● **DIRECTIVE**
Examine the records and identify each line that includes the string "Justification". Copy those lines.

● **DATA TO USE**
§

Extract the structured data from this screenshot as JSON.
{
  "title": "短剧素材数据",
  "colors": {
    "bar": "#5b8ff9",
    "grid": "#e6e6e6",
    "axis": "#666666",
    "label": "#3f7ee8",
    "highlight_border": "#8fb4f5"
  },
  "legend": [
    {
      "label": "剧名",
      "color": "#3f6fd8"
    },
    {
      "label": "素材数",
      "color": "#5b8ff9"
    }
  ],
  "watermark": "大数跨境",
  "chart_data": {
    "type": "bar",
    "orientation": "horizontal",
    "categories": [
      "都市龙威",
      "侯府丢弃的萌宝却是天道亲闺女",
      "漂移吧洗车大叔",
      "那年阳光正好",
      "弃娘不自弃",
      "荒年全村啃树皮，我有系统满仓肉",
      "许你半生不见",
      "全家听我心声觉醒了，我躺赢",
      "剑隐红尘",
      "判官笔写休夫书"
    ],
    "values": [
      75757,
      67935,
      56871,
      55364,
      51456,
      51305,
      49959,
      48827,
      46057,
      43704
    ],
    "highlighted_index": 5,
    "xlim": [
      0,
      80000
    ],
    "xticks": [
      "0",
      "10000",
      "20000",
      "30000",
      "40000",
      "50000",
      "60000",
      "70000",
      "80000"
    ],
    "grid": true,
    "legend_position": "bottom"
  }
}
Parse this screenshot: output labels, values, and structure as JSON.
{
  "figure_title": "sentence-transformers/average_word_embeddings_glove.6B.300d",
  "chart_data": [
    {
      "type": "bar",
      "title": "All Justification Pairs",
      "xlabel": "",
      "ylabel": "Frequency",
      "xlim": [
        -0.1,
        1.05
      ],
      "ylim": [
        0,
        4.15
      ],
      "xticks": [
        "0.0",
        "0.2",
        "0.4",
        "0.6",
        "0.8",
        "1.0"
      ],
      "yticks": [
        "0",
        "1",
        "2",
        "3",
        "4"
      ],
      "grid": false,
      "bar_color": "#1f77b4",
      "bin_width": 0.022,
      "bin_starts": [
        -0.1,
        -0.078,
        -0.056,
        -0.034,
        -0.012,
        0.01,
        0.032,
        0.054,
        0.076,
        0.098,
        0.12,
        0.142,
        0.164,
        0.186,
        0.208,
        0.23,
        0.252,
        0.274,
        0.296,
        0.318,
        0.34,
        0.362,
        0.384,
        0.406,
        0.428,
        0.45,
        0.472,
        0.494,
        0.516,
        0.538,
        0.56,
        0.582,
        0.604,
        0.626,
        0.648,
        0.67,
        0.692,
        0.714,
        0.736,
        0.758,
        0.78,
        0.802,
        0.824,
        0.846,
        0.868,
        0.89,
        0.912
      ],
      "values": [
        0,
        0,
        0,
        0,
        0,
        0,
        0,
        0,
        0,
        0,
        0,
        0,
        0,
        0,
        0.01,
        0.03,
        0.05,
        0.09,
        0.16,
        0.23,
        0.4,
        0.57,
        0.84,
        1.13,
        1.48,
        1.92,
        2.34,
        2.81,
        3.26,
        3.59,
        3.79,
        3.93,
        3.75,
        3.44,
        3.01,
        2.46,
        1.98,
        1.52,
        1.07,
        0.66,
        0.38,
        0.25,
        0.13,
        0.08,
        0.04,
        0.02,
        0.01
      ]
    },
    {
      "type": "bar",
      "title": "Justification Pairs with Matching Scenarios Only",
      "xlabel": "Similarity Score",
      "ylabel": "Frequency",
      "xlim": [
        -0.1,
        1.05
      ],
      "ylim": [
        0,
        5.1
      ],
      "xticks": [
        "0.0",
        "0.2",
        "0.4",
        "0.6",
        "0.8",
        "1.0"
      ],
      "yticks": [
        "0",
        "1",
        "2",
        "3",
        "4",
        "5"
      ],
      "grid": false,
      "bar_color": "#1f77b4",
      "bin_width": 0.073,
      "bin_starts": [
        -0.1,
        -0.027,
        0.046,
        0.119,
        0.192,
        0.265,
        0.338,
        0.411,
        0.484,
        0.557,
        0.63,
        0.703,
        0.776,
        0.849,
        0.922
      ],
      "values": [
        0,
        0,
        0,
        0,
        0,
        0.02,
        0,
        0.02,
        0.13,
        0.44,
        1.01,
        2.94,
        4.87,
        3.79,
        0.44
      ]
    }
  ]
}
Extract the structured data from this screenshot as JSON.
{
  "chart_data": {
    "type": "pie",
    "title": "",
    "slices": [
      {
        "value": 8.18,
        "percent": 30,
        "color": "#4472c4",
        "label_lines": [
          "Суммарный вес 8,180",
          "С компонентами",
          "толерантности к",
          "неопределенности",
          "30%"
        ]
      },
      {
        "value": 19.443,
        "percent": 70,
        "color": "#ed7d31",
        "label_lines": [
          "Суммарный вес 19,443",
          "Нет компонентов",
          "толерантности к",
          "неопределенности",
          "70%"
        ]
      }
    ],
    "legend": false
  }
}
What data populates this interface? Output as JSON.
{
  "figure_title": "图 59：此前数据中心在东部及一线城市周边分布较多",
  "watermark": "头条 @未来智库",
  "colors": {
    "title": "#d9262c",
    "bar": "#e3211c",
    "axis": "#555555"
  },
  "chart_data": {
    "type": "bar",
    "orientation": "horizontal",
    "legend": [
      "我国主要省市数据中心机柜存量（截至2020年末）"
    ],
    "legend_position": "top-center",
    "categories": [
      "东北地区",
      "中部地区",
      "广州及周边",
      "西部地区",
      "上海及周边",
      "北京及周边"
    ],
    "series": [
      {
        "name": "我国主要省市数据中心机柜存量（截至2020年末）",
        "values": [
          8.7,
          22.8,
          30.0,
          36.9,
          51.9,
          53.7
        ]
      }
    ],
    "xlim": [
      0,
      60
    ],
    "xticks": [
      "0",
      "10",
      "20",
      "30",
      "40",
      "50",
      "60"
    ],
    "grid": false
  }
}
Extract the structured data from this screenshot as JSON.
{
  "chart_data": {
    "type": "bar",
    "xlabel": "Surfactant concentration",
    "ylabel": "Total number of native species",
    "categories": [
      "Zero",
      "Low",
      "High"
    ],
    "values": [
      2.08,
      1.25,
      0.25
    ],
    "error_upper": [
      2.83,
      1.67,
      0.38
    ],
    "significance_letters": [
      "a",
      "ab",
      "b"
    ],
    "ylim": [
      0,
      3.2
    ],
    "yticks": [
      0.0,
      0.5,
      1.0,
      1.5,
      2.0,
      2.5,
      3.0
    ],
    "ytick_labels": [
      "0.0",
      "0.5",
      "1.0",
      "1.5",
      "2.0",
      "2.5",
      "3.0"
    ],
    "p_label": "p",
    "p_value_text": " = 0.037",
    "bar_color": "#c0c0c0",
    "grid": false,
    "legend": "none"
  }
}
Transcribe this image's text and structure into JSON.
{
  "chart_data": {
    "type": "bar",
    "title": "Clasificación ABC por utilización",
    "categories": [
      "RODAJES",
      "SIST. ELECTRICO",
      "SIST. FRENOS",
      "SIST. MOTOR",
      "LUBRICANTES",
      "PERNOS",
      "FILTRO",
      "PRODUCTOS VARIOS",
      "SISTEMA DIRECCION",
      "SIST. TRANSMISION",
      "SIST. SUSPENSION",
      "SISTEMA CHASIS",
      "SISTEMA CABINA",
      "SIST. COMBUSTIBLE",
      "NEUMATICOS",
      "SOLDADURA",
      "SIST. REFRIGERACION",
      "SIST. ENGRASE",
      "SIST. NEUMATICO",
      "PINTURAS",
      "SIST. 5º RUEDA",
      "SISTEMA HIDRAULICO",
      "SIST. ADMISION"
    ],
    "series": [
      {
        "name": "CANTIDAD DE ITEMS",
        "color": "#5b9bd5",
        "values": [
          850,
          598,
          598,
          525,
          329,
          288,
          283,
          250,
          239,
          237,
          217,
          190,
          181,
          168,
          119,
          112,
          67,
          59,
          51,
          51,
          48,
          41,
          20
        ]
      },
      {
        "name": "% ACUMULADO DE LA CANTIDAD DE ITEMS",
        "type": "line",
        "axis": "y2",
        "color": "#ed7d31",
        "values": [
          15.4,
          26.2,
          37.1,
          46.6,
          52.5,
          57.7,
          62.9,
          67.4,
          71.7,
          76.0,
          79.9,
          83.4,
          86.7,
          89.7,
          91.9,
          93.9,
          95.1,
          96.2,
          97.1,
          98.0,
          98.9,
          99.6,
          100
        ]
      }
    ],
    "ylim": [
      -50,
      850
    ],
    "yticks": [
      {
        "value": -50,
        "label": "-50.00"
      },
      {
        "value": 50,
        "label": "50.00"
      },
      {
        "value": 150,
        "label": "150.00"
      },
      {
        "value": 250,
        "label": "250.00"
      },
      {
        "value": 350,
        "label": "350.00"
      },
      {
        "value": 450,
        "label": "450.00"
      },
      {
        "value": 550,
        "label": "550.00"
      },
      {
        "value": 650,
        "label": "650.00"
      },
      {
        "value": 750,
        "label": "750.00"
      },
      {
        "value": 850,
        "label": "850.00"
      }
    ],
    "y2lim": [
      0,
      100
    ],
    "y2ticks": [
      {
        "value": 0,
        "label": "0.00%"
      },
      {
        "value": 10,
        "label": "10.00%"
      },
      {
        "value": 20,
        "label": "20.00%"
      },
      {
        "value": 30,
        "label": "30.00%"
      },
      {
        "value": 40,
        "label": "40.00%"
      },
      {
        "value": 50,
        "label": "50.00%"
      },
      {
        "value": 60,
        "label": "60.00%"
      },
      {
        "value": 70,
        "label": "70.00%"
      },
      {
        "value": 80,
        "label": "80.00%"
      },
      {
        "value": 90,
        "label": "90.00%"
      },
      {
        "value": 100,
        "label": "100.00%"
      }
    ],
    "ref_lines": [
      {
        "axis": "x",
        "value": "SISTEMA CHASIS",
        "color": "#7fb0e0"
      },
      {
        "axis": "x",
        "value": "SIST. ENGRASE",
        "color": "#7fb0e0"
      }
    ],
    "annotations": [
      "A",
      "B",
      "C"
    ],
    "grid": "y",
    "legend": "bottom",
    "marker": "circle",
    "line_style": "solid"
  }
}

§

● **WRITTEN RESPONSE**
      "title": "All Justification Pairs",
      "title": "Justification Pairs with Matching Scenarios Only",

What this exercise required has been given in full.